** START INPUT **

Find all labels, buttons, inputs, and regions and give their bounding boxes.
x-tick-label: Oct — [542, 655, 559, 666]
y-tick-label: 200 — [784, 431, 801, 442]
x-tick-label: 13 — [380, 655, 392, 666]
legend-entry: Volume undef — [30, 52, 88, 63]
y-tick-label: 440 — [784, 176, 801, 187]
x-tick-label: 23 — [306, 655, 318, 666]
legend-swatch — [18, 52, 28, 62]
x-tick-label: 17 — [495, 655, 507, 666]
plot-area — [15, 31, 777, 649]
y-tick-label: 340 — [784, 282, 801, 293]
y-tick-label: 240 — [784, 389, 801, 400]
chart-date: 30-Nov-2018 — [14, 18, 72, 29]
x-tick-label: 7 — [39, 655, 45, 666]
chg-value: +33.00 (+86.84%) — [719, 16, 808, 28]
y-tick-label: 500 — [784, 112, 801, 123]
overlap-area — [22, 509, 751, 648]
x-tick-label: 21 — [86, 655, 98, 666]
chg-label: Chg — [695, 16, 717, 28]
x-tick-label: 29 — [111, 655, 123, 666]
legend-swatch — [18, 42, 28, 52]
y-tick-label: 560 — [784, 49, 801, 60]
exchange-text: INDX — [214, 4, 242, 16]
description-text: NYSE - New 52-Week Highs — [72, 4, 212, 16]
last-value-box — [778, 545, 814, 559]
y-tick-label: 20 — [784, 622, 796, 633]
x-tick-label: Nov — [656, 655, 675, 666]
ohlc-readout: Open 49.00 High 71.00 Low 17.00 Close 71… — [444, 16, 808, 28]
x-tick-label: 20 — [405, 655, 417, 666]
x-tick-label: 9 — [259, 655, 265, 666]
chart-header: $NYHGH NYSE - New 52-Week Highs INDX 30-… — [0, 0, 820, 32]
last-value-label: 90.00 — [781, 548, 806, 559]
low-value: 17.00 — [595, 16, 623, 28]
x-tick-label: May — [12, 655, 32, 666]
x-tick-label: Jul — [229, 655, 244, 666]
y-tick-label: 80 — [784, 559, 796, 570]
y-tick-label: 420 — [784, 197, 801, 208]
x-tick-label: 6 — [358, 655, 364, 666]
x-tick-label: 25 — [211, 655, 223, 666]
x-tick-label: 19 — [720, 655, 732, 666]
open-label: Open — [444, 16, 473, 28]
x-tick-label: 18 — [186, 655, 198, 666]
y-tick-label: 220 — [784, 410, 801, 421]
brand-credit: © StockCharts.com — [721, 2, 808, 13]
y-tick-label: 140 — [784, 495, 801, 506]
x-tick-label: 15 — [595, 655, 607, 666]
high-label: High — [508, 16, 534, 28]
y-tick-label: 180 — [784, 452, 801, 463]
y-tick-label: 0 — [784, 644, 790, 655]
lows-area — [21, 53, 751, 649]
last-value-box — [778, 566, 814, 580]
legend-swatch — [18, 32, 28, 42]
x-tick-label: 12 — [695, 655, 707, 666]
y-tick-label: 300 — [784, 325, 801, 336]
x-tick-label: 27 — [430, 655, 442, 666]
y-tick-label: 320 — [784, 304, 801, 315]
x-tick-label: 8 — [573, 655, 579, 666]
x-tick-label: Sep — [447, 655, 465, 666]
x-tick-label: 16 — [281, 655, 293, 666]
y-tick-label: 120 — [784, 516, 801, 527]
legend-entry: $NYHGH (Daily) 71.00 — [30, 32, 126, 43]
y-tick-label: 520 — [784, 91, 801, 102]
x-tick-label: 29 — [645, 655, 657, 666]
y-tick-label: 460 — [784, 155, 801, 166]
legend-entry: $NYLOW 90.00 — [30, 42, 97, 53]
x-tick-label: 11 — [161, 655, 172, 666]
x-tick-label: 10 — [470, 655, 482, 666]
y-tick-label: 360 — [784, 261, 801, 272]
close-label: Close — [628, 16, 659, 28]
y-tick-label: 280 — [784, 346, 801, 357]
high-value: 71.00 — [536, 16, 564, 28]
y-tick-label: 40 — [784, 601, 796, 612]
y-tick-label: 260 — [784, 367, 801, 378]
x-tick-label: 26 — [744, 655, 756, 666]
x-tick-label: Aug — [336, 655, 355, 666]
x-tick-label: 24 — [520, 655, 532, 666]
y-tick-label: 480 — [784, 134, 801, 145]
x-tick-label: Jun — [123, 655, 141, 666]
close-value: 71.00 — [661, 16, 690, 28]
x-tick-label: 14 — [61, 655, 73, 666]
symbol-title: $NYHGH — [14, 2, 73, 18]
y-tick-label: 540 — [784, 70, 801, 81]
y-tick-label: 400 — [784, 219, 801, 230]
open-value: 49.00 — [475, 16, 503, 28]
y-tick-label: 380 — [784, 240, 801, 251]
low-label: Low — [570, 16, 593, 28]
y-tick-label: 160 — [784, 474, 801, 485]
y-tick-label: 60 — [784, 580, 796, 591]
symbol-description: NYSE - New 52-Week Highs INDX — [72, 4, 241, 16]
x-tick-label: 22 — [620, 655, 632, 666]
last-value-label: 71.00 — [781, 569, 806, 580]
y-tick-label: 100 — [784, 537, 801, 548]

** END INPUT **

# [WHAT YOU NEED TO DO]
Reproduce every one of the lines above without any changes.

# [ANSWER TO THIS PROBLEM]
Find all labels, buttons, inputs, and regions and give their bounding boxes.
x-tick-label: Oct — [542, 655, 559, 666]
y-tick-label: 200 — [784, 431, 801, 442]
x-tick-label: 13 — [380, 655, 392, 666]
legend-entry: Volume undef — [30, 52, 88, 63]
y-tick-label: 440 — [784, 176, 801, 187]
x-tick-label: 23 — [306, 655, 318, 666]
legend-swatch — [18, 52, 28, 62]
x-tick-label: 17 — [495, 655, 507, 666]
plot-area — [15, 31, 777, 649]
y-tick-label: 340 — [784, 282, 801, 293]
y-tick-label: 240 — [784, 389, 801, 400]
chart-date: 30-Nov-2018 — [14, 18, 72, 29]
x-tick-label: 7 — [39, 655, 45, 666]
chg-value: +33.00 (+86.84%) — [719, 16, 808, 28]
y-tick-label: 500 — [784, 112, 801, 123]
overlap-area — [22, 509, 751, 648]
x-tick-label: 21 — [86, 655, 98, 666]
chg-label: Chg — [695, 16, 717, 28]
x-tick-label: 29 — [111, 655, 123, 666]
legend-swatch — [18, 42, 28, 52]
y-tick-label: 560 — [784, 49, 801, 60]
exchange-text: INDX — [214, 4, 242, 16]
description-text: NYSE - New 52-Week Highs — [72, 4, 212, 16]
last-value-box — [778, 545, 814, 559]
y-tick-label: 20 — [784, 622, 796, 633]
x-tick-label: Nov — [656, 655, 675, 666]
ohlc-readout: Open 49.00 High 71.00 Low 17.00 Close 71… — [444, 16, 808, 28]
x-tick-label: 20 — [405, 655, 417, 666]
x-tick-label: 9 — [259, 655, 265, 666]
chart-header: $NYHGH NYSE - New 52-Week Highs INDX 30-… — [0, 0, 820, 32]
last-value-label: 90.00 — [781, 548, 806, 559]
low-value: 17.00 — [595, 16, 623, 28]
x-tick-label: May — [12, 655, 32, 666]
x-tick-label: Jul — [229, 655, 244, 666]
y-tick-label: 80 — [784, 559, 796, 570]
y-tick-label: 420 — [784, 197, 801, 208]
x-tick-label: 6 — [358, 655, 364, 666]
x-tick-label: 25 — [211, 655, 223, 666]
x-tick-label: 19 — [720, 655, 732, 666]
open-label: Open — [444, 16, 473, 28]
x-tick-label: 18 — [186, 655, 198, 666]
y-tick-label: 220 — [784, 410, 801, 421]
brand-credit: © StockCharts.com — [721, 2, 808, 13]
y-tick-label: 140 — [784, 495, 801, 506]
x-tick-label: 15 — [595, 655, 607, 666]
high-label: High — [508, 16, 534, 28]
y-tick-label: 180 — [784, 452, 801, 463]
y-tick-label: 0 — [784, 644, 790, 655]
lows-area — [21, 53, 751, 649]
last-value-box — [778, 566, 814, 580]
legend-swatch — [18, 32, 28, 42]
x-tick-label: 12 — [695, 655, 707, 666]
y-tick-label: 300 — [784, 325, 801, 336]
x-tick-label: 27 — [430, 655, 442, 666]
y-tick-label: 320 — [784, 304, 801, 315]
x-tick-label: 8 — [573, 655, 579, 666]
x-tick-label: Sep — [447, 655, 465, 666]
x-tick-label: 16 — [281, 655, 293, 666]
y-tick-label: 120 — [784, 516, 801, 527]
legend-entry: $NYHGH (Daily) 71.00 — [30, 32, 126, 43]
y-tick-label: 520 — [784, 91, 801, 102]
x-tick-label: 29 — [645, 655, 657, 666]
y-tick-label: 460 — [784, 155, 801, 166]
legend-entry: $NYLOW 90.00 — [30, 42, 97, 53]
x-tick-label: 11 — [161, 655, 172, 666]
x-tick-label: 10 — [470, 655, 482, 666]
y-tick-label: 360 — [784, 261, 801, 272]
close-label: Close — [628, 16, 659, 28]
y-tick-label: 280 — [784, 346, 801, 357]
high-value: 71.00 — [536, 16, 564, 28]
y-tick-label: 40 — [784, 601, 796, 612]
y-tick-label: 260 — [784, 367, 801, 378]
x-tick-label: 26 — [744, 655, 756, 666]
x-tick-label: Aug — [336, 655, 355, 666]
x-tick-label: 24 — [520, 655, 532, 666]
y-tick-label: 480 — [784, 134, 801, 145]
x-tick-label: Jun — [123, 655, 141, 666]
close-value: 71.00 — [661, 16, 690, 28]
x-tick-label: 14 — [61, 655, 73, 666]
symbol-title: $NYHGH — [14, 2, 73, 18]
y-tick-label: 540 — [784, 70, 801, 81]
y-tick-label: 400 — [784, 219, 801, 230]
open-value: 49.00 — [475, 16, 503, 28]
y-tick-label: 380 — [784, 240, 801, 251]
low-label: Low — [570, 16, 593, 28]
y-tick-label: 160 — [784, 474, 801, 485]
y-tick-label: 60 — [784, 580, 796, 591]
symbol-description: NYSE - New 52-Week Highs INDX — [72, 4, 241, 16]
x-tick-label: 22 — [620, 655, 632, 666]
last-value-label: 71.00 — [781, 569, 806, 580]
y-tick-label: 100 — [784, 537, 801, 548]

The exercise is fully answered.